__Task__
Rename "tick-label" to "tick-caption" throughout the records, from their start down to and including the line that contains "ratio-tick-label-right-2: 2 —". Give only those lines, with everything else left as it is.

◆ ◆ ◆ ◆ ◆

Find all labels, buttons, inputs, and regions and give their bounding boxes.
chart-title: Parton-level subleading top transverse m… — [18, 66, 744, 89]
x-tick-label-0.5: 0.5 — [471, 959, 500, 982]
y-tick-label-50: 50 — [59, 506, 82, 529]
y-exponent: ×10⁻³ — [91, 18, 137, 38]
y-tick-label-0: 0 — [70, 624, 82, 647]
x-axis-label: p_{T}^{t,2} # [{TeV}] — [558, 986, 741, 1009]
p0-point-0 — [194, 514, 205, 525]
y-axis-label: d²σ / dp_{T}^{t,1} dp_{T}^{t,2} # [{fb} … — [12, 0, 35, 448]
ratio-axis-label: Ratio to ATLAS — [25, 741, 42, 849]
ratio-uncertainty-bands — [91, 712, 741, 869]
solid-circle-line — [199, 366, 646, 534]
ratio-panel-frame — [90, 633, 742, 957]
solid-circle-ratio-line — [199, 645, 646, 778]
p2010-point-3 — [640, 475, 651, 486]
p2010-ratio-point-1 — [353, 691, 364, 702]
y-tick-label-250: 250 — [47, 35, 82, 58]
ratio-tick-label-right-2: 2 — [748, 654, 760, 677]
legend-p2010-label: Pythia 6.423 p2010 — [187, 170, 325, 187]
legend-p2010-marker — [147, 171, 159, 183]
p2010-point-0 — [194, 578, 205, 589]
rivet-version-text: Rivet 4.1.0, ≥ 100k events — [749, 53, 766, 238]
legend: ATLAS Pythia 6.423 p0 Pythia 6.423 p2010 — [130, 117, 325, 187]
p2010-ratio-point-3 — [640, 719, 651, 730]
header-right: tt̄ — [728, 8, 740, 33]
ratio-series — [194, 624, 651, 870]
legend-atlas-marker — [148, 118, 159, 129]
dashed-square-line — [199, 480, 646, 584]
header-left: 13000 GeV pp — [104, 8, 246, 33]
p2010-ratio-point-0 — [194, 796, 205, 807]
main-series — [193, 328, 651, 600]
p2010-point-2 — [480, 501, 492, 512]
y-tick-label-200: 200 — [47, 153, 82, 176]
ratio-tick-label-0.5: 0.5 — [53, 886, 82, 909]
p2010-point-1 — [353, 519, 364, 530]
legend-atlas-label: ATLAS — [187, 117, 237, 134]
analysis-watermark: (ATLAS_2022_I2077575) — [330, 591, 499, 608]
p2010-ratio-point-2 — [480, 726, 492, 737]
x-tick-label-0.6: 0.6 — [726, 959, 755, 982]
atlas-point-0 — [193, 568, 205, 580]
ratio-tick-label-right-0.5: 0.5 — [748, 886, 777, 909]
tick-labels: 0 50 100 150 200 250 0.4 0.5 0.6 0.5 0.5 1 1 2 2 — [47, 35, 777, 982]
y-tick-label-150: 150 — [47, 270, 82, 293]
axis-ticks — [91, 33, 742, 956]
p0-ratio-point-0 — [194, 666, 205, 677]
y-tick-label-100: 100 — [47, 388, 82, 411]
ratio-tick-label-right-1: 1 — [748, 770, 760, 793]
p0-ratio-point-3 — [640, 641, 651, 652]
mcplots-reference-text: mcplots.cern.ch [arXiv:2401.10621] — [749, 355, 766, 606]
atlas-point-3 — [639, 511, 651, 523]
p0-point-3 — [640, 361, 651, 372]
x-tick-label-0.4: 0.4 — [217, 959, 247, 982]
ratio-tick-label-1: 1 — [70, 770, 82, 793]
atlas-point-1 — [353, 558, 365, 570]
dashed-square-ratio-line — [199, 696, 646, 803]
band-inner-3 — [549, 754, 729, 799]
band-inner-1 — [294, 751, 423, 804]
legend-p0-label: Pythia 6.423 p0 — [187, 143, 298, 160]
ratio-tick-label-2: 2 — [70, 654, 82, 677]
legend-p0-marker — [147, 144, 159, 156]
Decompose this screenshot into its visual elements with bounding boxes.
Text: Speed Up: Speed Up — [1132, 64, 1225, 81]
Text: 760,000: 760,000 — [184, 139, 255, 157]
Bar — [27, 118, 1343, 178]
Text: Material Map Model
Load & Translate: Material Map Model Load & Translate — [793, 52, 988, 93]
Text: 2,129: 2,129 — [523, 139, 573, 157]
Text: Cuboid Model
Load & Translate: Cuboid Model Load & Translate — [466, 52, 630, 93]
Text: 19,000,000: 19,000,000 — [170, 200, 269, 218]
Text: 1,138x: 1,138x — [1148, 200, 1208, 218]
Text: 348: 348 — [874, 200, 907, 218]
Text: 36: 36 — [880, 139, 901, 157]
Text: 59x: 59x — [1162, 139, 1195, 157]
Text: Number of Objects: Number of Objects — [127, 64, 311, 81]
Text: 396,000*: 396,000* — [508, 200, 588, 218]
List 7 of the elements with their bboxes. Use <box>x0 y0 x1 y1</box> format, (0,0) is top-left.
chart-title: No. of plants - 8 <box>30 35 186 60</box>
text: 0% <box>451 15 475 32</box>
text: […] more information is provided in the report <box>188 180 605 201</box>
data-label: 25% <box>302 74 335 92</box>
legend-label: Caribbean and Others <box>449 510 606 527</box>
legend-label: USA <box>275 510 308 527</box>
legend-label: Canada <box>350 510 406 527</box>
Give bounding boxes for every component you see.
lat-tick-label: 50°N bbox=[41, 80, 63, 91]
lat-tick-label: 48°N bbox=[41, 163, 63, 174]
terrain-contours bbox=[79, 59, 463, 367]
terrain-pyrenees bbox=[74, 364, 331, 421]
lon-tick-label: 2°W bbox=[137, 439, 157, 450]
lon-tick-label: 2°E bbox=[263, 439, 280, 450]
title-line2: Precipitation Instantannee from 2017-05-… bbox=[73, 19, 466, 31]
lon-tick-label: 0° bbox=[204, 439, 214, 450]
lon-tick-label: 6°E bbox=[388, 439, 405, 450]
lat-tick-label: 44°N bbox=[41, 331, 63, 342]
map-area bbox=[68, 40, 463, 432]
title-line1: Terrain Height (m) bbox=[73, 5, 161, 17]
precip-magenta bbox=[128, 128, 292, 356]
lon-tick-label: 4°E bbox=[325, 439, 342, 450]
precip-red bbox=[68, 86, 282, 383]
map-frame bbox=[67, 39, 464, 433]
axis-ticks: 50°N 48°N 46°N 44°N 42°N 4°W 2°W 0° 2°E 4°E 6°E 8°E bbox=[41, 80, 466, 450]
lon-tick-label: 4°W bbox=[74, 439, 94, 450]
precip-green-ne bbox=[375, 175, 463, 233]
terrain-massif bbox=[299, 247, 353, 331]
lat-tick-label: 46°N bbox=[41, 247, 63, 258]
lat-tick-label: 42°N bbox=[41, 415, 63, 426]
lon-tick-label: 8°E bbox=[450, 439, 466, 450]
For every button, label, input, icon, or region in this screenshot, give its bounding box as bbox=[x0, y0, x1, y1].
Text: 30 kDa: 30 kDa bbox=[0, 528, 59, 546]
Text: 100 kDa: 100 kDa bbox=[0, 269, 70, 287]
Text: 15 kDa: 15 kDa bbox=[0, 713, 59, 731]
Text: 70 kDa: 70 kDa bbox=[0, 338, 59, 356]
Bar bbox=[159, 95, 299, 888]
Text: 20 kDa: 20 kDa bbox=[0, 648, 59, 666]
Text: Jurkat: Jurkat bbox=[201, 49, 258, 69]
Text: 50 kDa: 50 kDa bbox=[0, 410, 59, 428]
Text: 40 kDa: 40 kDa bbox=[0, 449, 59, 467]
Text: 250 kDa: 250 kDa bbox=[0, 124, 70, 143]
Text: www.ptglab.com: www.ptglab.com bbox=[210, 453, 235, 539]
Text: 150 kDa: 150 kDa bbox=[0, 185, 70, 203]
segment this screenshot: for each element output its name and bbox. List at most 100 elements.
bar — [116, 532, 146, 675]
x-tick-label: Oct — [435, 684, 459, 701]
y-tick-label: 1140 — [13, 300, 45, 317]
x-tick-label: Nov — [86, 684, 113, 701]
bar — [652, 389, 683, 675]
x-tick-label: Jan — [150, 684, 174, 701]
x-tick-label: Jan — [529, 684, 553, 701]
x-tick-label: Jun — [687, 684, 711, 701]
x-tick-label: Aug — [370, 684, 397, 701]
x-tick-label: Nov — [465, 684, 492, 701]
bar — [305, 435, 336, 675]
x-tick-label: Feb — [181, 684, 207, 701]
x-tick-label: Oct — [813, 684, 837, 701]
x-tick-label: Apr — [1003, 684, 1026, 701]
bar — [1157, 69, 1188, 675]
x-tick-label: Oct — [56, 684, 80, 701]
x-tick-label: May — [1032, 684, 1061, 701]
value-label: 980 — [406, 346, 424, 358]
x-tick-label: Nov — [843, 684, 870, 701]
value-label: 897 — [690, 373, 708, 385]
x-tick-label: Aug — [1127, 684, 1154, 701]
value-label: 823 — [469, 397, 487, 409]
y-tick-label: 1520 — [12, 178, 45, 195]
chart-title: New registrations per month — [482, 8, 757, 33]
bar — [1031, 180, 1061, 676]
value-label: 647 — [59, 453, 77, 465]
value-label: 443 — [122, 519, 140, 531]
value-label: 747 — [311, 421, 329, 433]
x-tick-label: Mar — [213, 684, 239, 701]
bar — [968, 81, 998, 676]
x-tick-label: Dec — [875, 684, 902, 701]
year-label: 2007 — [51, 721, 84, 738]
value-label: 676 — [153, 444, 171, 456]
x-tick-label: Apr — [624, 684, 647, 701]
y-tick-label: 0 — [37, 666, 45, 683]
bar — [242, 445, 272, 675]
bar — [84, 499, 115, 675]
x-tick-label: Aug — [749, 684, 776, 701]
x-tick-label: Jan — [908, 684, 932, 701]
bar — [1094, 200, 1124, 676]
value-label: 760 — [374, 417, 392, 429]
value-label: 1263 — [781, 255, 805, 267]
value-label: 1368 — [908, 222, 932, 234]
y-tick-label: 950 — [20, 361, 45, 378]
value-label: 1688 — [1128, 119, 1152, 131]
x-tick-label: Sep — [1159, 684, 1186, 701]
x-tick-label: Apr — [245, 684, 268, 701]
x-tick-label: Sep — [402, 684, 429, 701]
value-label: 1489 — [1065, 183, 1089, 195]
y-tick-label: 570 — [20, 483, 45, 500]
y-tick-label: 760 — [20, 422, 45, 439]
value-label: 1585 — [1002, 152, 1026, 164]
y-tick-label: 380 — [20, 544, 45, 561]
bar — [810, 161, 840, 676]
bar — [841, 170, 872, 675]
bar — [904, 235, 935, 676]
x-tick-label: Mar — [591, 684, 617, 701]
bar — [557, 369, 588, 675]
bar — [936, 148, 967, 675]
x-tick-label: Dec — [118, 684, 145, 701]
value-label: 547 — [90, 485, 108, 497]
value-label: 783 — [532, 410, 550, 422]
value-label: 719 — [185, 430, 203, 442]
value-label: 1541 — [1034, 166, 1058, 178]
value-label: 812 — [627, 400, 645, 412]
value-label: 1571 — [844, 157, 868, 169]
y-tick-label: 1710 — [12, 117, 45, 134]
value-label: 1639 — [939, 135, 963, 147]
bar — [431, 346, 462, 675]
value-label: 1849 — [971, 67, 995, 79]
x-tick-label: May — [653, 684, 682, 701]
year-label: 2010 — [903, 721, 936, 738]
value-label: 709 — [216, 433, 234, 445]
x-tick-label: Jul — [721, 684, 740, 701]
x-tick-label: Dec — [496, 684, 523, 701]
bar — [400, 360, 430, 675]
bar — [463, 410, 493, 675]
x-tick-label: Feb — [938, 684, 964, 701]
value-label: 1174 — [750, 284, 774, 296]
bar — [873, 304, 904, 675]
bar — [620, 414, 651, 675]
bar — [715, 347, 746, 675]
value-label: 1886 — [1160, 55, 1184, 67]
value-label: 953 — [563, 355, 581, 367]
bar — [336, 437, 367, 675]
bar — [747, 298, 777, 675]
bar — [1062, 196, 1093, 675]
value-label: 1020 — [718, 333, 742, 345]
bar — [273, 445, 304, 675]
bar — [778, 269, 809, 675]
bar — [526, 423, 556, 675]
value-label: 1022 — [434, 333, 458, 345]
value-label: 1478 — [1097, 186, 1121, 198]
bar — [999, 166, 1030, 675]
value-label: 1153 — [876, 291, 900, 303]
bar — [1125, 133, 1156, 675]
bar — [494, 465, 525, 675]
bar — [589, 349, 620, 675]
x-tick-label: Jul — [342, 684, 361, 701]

◆ ◆ ◆ ◆ ◆

__Exercise result__
Find all labels, buttons, inputs, and regions and give their bounding boxes.
chart-title: Parton-level subleading top transverse m… — [18, 66, 744, 89]
x-tick-caption-0.5: 0.5 — [471, 959, 500, 982]
y-tick-caption-50: 50 — [59, 506, 82, 529]
y-exponent: ×10⁻³ — [91, 18, 137, 38]
y-tick-caption-0: 0 — [70, 624, 82, 647]
x-axis-label: p_{T}^{t,2} # [{TeV}] — [558, 986, 741, 1009]
p0-point-0 — [194, 514, 205, 525]
y-axis-label: d²σ / dp_{T}^{t,1} dp_{T}^{t,2} # [{fb} … — [12, 0, 35, 448]
ratio-axis-label: Ratio to ATLAS — [25, 741, 42, 849]
ratio-uncertainty-bands — [91, 712, 741, 869]
solid-circle-line — [199, 366, 646, 534]
ratio-panel-frame — [90, 633, 742, 957]
solid-circle-ratio-line — [199, 645, 646, 778]
p2010-point-3 — [640, 475, 651, 486]
p2010-ratio-point-1 — [353, 691, 364, 702]
y-tick-caption-250: 250 — [47, 35, 82, 58]
ratio-tick-caption-right-2: 2 — [748, 654, 760, 677]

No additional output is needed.